| Set exercise |
Write out the records again, exactly, leaving none out.

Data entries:
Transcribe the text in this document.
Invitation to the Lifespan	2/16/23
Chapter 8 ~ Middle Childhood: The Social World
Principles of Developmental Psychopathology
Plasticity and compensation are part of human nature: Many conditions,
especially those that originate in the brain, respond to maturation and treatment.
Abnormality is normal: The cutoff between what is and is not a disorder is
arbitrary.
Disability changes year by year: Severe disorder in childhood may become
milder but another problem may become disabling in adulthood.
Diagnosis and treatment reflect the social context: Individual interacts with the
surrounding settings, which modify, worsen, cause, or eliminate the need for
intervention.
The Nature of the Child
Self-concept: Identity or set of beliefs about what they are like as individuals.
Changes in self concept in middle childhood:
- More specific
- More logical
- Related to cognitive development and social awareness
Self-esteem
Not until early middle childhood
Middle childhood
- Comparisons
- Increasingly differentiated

| Result of this task |
Transcribe the text in this document.
Invitation to the Lifespan	2/16/23
Chapter 8 ~ Middle Childhood: The Social World
Principles of Developmental Psychopathology
Plasticity and compensation are part of human nature: Many conditions,
especially those that originate in the brain, respond to maturation and treatment.
Abnormality is normal: The cutoff between what is and is not a disorder is
arbitrary.
Disability changes year by year: Severe disorder in childhood may become
milder but another problem may become disabling in adulthood.
Diagnosis and treatment reflect the social context: Individual interacts with the
surrounding settings, which modify, worsen, cause, or eliminate the need for
intervention.
The Nature of the Child
Self-concept: Identity or set of beliefs about what they are like as individuals.
Changes in self concept in middle childhood:
- More specific
- More logical
- Related to cognitive development and social awareness
Self-esteem
Not until early middle childhood
Middle childhood
- Comparisons
- Increasingly differentiated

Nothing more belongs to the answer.